■ Given text

══════════════════════════════

Pollard contends the Hospital is es-topped, as a matter of law, from challenging her entitlement to FMLA leave because (1) the Hospital never obtained a second independent medical opinion to contradict whether she had a “serious health condition,” and (2) the Hospital’s argument that Pollard failed to give legally adequate notice was already considered and rejected by the New York State Department of Labor when it granted Pollard unemployment benefits. We disagree with Pollard for substantially the same reasons as the district court.

Pollard’s first argument relies on 29 C.F.R. § 825.307(b)(1), which states, in relevant part:

An employer who has reason to doubt the validity of a medical certification may require the employee to obtain a second opinion at the employer’s expense. Pending receipt of the second ... medical opinion, the employee is provisionally entitled to the benefits of the [FMLA]....

29 C.F.R. § 825.307(b)(1).

Pollard interprets this language as requiring an employer to obtain a second medical opinion or else forgo any future opportunity to contest the validity of the employee’s original FMLA certification. But the plain language of the regulation is permissive, not mandatory. Id. (“An employer ... may require” (emphasis added)). While the Hospital had the right to *382obtain a second opinion, the regulation does not require the Hospital to have exercised that right before contesting the validity of Dr. Sadhnani’s certification indicating the existence of an FMLA-quali-fying condition.

In support of her theory, Pollard also cites Kosakow v. New Rochelle Radiology Associates, 274 F.3d 706 (2d Cir. 2001). In Kosakow, we held that an employer was estopped from challenging an employee’s eligibility for FMLA leave because the employer, after the employee announced an intention to take FMLA leave, remained silent, thereby misleading the employee into believing that she was protected by the FMLA. Id. at 725-26. In Pollard’s case, it is undisputed that the Hospital did not remain silent. Upon learning of Pollard’s FMLA leave request, the Hospital informed Pollard by letter dated March 19, 2013, that her leave request was not FMLA-compliant. Accordingly, the Hospital did not mislead Pollard. Kosakow does not support Pollard’s arguments.

══════════════════════════════

■ Supplied information
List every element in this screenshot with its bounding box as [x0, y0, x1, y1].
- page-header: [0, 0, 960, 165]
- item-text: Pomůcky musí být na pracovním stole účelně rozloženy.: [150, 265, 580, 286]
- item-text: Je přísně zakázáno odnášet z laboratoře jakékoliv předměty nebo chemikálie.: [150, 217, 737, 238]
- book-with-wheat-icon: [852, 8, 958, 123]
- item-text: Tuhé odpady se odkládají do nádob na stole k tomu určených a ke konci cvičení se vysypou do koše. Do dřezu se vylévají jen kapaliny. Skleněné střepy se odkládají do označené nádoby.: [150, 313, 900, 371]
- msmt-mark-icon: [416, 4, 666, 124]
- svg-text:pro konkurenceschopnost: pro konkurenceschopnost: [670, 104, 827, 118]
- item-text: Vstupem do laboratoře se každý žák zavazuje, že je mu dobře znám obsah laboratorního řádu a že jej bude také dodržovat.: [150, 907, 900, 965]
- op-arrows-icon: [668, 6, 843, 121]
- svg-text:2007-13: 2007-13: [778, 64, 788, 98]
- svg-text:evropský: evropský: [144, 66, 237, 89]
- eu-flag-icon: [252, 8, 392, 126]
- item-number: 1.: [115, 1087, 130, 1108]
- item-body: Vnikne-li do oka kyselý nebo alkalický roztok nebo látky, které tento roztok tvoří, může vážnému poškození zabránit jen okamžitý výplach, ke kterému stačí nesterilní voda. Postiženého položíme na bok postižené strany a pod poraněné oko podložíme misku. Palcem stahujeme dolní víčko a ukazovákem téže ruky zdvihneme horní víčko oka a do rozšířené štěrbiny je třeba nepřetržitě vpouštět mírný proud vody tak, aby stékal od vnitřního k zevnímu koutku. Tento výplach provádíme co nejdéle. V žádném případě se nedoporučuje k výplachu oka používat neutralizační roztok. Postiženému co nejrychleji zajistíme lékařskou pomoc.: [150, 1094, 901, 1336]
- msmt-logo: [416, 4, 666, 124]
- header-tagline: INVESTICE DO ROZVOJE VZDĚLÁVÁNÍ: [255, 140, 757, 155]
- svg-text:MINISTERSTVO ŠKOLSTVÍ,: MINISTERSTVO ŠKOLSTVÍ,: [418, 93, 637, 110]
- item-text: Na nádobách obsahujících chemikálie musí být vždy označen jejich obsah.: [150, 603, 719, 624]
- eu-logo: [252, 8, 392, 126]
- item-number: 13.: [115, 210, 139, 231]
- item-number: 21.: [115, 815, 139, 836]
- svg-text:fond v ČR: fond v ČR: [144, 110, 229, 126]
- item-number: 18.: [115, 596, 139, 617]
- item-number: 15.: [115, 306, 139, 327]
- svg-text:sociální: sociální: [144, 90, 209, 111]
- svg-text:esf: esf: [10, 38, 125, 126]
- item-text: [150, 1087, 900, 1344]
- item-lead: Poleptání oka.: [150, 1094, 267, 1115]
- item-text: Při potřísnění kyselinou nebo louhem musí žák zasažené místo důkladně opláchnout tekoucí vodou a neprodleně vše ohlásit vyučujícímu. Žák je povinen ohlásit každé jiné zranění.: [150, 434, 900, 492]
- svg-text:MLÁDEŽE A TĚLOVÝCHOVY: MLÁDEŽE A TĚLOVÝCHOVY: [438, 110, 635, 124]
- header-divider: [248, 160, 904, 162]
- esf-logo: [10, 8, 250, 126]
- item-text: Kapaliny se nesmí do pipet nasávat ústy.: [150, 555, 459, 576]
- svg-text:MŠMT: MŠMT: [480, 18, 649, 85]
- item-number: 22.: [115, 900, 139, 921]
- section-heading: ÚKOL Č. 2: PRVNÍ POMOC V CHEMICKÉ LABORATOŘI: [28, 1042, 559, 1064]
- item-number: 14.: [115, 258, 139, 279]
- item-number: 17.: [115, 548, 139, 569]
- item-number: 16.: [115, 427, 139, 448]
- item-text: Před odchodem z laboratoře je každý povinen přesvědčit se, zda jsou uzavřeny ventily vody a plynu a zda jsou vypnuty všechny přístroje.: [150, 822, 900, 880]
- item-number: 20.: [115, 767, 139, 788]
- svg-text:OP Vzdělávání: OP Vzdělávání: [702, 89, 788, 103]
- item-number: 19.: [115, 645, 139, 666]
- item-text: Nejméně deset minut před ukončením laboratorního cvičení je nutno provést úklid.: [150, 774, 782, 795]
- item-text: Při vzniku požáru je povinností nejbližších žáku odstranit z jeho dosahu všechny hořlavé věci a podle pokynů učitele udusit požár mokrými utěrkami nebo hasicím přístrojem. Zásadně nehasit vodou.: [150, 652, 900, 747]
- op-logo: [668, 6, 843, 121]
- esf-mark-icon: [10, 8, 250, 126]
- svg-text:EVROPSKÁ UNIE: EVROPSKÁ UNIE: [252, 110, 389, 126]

══════════════════════════════

■ Exercises to complete
#1 According to the court opinion on Pollard's FMLA leave, on what date did the Hospital send Pollard a letter saying her leave request was not FMLA-compliant?
#2 Write out the part of the court opinion on Pollard's FMLA leave that opens with the words containing "Pollard interprets this" and closes with "an FMLA-quali-fying condition.".
#3 Continue the court opinion on Pollard's FMLA leave from the point where it stops.

■ Answers to the exercise
#1 March 19, 2013.

#2
Pollard interprets this language as requiring an employer to obtain a second medical opinion or else forgo any future opportunity to contest the validity of the employee’s original FMLA certification. But the plain language of the regulation is permissive, not mandatory. Id. (“An employer ... may require” (emphasis added)). While the Hospital had the right to *382obtain a second opinion, the regulation does not require the Hospital to have exercised that right before contesting the validity of Dr. Sadhnani’s certification indicating the existence of an FMLA-quali-fying condition.

#3
Nor is the Hospital estopped from challenging whether Pollard provided adequate notice of her FMLA leave. While an administrative law judge, in upholding the New York State Department of Labor’s grant of unemployment insurance benefits to Pollard, did 'find that Pollard notified the Hospital of her March 28 surgery “as soon as was practicable,” J.A. at 85, New York State Labor Law section 623(2) provides that unemployment insurance decisions do not have preclusive effect in subsequent litigation (subject to certain exceptions that are not applicable here)! See N.Y. LAB. LAW § 623(2) (“No finding of fact or law contained in a decision rendered pursuant to this article by a referee, the appeal board or a court shall preclude the litigation of any issue of fact or law in any subsequent action or proceeding.... ”).

We have considered Pollard s remaining arguments on appeal and find them without merit.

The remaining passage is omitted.